▶ Stated goal
Reproduce the listing exactly, with no pictures in your copy.

(Stored data entries)
--------
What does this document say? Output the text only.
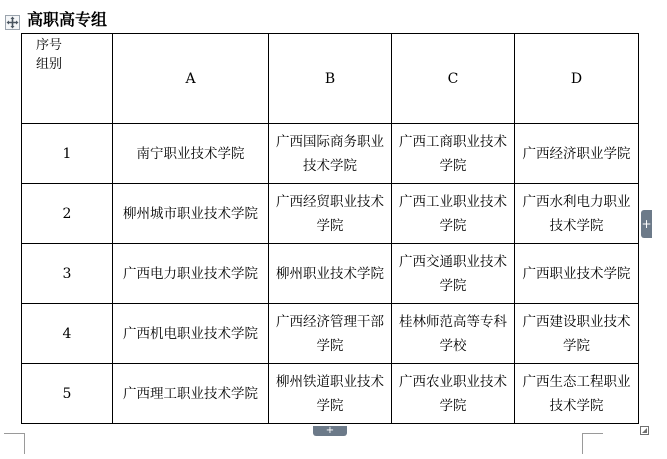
高职高专组
序号
组别	A	B	C	D
1	南宁职业技术学院	广西国际商务职业技术学院	广西工商职业技术学院	广西经济职业学院
2	柳州城市职业技术学院	广西经贸职业技术学院	广西工业职业技术学院	广西水利电力职业技术学院
3	广西电力职业技术学院	柳州职业技术学院	广西交通职业技术学院	广西职业技术学院
4	广西机电职业技术学院	广西经济管理干部学院	桂林师范高等专科学校	广西建设职业技术学院
5	广西理工职业技术学院	柳州铁道职业技术学院	广西农业职业技术学院	广西生态工程职业技术学院
+
+
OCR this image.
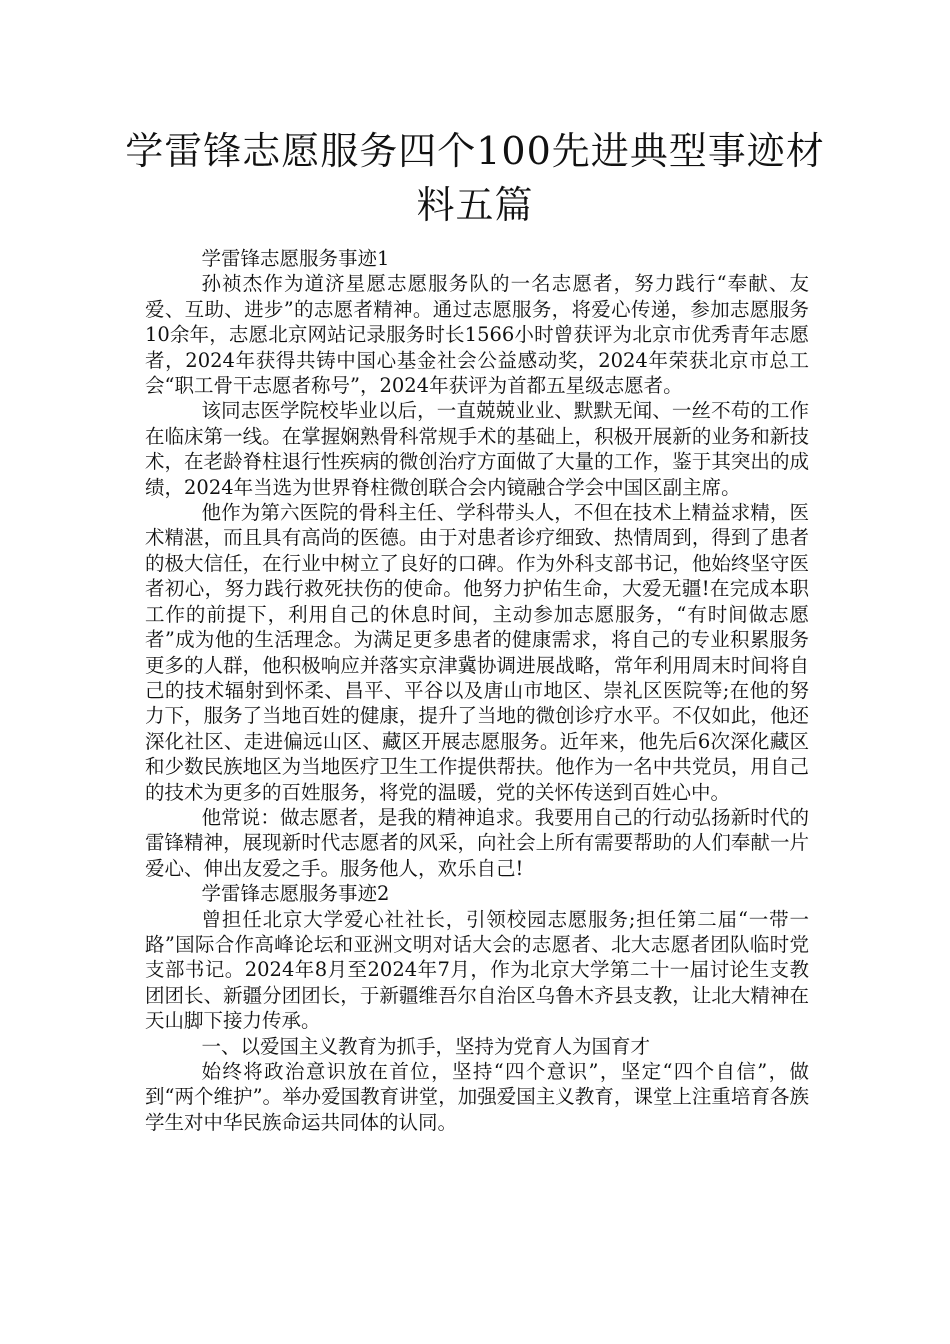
学雷锋志愿服务四个100先进典型事迹材料五篇

学雷锋志愿服务事迹1

孙祯杰作为道济星愿志愿服务队的一名志愿者，努力践行“奉献、友爱、互助、进步”的志愿者精神。通过志愿服务，将爱心传递，参加志愿服务10余年，志愿北京网站记录服务时长1566小时曾获评为北京市优秀青年志愿者，2024年获得共铸中国心基金社会公益感动奖，2024年荣获北京市总工会“职工骨干志愿者称号”，2024年获评为首都五星级志愿者。

该同志医学院校毕业以后，一直兢兢业业、默默无闻、一丝不苟的工作在临床第一线。在掌握娴熟骨科常规手术的基础上，积极开展新的业务和新技术，在老龄脊柱退行性疾病的微创治疗方面做了大量的工作，鉴于其突出的成绩，2024年当选为世界脊柱微创联合会内镜融合学会中国区副主席。

他作为第六医院的骨科主任、学科带头人，不但在技术上精益求精，医术精湛，而且具有高尚的医德。由于对患者诊疗细致、热情周到，得到了患者的极大信任，在行业中树立了良好的口碑。作为外科支部书记，他始终坚守医者初心，努力践行救死扶伤的使命。他努力护佑生命，大爱无疆!在完成本职工作的前提下，利用自己的休息时间，主动参加志愿服务，“有时间做志愿者”成为他的生活理念。为满足更多患者的健康需求，将自己的专业积累服务更多的人群，他积极响应并落实京津冀协调进展战略，常年利用周末时间将自己的技术辐射到怀柔、昌平、平谷以及唐山市地区、崇礼区医院等;在他的努力下，服务了当地百姓的健康，提升了当地的微创诊疗水平。不仅如此，他还深化社区、走进偏远山区、藏区开展志愿服务。近年来，他先后6次深化藏区和少数民族地区为当地医疗卫生工作提供帮扶。他作为一名中共党员，用自己的技术为更多的百姓服务，将党的温暖，党的关怀传送到百姓心中。

他常说：做志愿者，是我的精神追求。我要用自己的行动弘扬新时代的雷锋精神，展现新时代志愿者的风采，向社会上所有需要帮助的人们奉献一片爱心、伸出友爱之手。服务他人，欢乐自己!

学雷锋志愿服务事迹2

曾担任北京大学爱心社社长，引领校园志愿服务;担任第二届“一带一路”国际合作高峰论坛和亚洲文明对话大会的志愿者、北大志愿者团队临时党支部书记。2024年8月至2024年7月，作为北京大学第二十一届讨论生支教团团长、新疆分团团长，于新疆维吾尔自治区乌鲁木齐县支教，让北大精神在天山脚下接力传承。

一、以爱国主义教育为抓手，坚持为党育人为国育才

始终将政治意识放在首位，坚持“四个意识”，坚定“四个自信”，做到“两个维护”。举办爱国教育讲堂，加强爱国主义教育，课堂上注重培育各族学生对中华民族命运共同体的认同。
--------
▶ Task solution
What does this document say? Output the text only.
高职高专组
序号
组别	A	B	C	D
1	南宁职业技术学院	广西国际商务职业技术学院	广西工商职业技术学院	广西经济职业学院
2	柳州城市职业技术学院	广西经贸职业技术学院	广西工业职业技术学院	广西水利电力职业技术学院
3	广西电力职业技术学院	柳州职业技术学院	广西交通职业技术学院	广西职业技术学院
4	广西机电职业技术学院	广西经济管理干部学院	桂林师范高等专科学校	广西建设职业技术学院
5	广西理工职业技术学院	柳州铁道职业技术学院	广西农业职业技术学院	广西生态工程职业技术学院
+
+
OCR this image.
学雷锋志愿服务四个100先进典型事迹材料五篇

学雷锋志愿服务事迹1

孙祯杰作为道济星愿志愿服务队的一名志愿者，努力践行“奉献、友爱、互助、进步”的志愿者精神。通过志愿服务，将爱心传递，参加志愿服务10余年，志愿北京网站记录服务时长1566小时曾获评为北京市优秀青年志愿者，2024年获得共铸中国心基金社会公益感动奖，2024年荣获北京市总工会“职工骨干志愿者称号”，2024年获评为首都五星级志愿者。

该同志医学院校毕业以后，一直兢兢业业、默默无闻、一丝不苟的工作在临床第一线。在掌握娴熟骨科常规手术的基础上，积极开展新的业务和新技术，在老龄脊柱退行性疾病的微创治疗方面做了大量的工作，鉴于其突出的成绩，2024年当选为世界脊柱微创联合会内镜融合学会中国区副主席。

他作为第六医院的骨科主任、学科带头人，不但在技术上精益求精，医术精湛，而且具有高尚的医德。由于对患者诊疗细致、热情周到，得到了患者的极大信任，在行业中树立了良好的口碑。作为外科支部书记，他始终坚守医者初心，努力践行救死扶伤的使命。他努力护佑生命，大爱无疆!在完成本职工作的前提下，利用自己的休息时间，主动参加志愿服务，“有时间做志愿者”成为他的生活理念。为满足更多患者的健康需求，将自己的专业积累服务更多的人群，他积极响应并落实京津冀协调进展战略，常年利用周末时间将自己的技术辐射到怀柔、昌平、平谷以及唐山市地区、崇礼区医院等;在他的努力下，服务了当地百姓的健康，提升了当地的微创诊疗水平。不仅如此，他还深化社区、走进偏远山区、藏区开展志愿服务。近年来，他先后6次深化藏区和少数民族地区为当地医疗卫生工作提供帮扶。他作为一名中共党员，用自己的技术为更多的百姓服务，将党的温暖，党的关怀传送到百姓心中。

他常说：做志愿者，是我的精神追求。我要用自己的行动弘扬新时代的雷锋精神，展现新时代志愿者的风采，向社会上所有需要帮助的人们奉献一片爱心、伸出友爱之手。服务他人，欢乐自己!

学雷锋志愿服务事迹2

曾担任北京大学爱心社社长，引领校园志愿服务;担任第二届“一带一路”国际合作高峰论坛和亚洲文明对话大会的志愿者、北大志愿者团队临时党支部书记。2024年8月至2024年7月，作为北京大学第二十一届讨论生支教团团长、新疆分团团长，于新疆维吾尔自治区乌鲁木齐县支教，让北大精神在天山脚下接力传承。

一、以爱国主义教育为抓手，坚持为党育人为国育才

始终将政治意识放在首位，坚持“四个意识”，坚定“四个自信”，做到“两个维护”。举办爱国教育讲堂，加强爱国主义教育，课堂上注重培育各族学生对中华民族命运共同体的认同。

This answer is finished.